**To be done**
Looking at the listing, state how many of its lines contain the string "title". Write only the number.

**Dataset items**
☆ ☆ ☆ ☆ ☆
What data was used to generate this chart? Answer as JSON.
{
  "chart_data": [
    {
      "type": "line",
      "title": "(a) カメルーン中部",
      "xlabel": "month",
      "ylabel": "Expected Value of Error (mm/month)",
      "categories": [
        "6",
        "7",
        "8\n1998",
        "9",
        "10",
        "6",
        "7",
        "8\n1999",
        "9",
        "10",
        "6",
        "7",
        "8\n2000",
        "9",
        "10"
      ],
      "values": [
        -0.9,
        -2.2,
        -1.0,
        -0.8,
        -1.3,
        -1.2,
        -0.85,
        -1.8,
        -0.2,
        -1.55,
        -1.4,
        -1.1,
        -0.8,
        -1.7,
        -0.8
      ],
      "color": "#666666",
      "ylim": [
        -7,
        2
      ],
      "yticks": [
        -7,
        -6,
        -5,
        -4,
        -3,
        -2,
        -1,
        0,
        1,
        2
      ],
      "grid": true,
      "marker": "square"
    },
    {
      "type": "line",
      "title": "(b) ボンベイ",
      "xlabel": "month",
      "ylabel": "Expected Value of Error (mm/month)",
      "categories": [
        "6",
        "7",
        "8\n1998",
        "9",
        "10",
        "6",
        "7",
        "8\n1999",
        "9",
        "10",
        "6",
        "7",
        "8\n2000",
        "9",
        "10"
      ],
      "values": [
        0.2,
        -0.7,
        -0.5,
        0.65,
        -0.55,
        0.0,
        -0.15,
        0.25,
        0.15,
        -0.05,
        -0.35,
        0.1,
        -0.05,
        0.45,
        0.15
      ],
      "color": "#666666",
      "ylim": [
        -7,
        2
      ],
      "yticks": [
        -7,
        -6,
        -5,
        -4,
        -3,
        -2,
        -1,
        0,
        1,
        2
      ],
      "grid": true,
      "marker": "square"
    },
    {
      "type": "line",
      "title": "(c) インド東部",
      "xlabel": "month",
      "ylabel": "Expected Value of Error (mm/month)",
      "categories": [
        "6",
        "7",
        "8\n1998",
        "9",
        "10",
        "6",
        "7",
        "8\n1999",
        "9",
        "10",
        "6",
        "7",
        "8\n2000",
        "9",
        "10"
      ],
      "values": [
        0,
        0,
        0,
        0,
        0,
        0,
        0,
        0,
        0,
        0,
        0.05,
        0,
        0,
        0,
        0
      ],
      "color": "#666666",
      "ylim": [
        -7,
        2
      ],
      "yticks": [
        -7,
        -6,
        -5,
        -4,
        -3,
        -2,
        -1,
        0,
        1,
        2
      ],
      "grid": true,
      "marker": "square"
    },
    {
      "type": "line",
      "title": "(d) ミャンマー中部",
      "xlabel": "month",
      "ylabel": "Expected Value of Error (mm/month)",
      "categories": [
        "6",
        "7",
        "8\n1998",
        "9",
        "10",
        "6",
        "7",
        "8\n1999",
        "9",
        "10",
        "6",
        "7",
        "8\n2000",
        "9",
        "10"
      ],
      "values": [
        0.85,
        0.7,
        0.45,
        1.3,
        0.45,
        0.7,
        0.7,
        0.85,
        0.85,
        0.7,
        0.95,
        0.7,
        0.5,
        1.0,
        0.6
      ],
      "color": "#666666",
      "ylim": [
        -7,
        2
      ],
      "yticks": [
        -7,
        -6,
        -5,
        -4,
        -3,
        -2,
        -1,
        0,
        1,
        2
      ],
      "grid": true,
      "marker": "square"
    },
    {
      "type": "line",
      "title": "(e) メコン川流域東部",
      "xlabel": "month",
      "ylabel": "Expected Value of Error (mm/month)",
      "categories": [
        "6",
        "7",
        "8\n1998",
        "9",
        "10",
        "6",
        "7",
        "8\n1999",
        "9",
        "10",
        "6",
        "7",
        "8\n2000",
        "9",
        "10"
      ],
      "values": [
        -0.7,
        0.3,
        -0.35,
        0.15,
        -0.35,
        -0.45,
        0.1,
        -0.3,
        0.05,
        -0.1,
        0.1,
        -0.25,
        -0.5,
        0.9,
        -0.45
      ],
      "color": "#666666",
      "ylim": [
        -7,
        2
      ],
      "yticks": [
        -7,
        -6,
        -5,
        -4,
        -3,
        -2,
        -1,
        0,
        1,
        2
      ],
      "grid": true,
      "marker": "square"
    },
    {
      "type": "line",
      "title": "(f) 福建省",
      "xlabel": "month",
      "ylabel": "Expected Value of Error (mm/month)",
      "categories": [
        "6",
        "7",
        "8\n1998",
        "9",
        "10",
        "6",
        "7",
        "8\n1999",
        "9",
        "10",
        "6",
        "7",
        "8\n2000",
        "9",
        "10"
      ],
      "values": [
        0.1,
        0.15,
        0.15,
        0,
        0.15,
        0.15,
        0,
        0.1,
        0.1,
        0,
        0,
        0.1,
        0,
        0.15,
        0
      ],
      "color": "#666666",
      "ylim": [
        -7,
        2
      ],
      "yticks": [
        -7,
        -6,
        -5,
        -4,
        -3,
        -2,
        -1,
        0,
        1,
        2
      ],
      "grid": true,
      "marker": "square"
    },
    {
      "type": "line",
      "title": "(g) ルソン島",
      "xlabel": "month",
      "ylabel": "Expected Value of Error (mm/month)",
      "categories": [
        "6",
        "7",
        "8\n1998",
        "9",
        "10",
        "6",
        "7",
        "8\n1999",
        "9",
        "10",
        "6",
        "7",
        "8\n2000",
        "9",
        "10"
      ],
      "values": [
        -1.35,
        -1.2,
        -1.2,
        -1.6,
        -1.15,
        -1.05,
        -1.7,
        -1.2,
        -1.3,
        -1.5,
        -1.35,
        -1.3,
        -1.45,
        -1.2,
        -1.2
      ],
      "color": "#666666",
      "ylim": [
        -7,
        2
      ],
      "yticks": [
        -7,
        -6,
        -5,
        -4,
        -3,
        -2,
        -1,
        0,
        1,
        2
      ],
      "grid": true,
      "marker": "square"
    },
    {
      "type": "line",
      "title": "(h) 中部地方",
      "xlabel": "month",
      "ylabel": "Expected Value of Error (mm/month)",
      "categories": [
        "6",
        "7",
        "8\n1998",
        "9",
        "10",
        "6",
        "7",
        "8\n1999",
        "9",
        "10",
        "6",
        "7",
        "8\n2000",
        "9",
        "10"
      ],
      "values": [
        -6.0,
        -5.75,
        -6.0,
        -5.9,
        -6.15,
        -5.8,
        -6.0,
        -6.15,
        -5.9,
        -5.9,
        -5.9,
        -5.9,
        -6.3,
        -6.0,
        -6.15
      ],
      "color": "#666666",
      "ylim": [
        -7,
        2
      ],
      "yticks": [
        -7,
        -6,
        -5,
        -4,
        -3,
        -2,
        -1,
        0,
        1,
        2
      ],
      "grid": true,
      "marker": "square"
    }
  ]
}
☆ ☆ ☆ ☆ ☆
**Output for this task**
8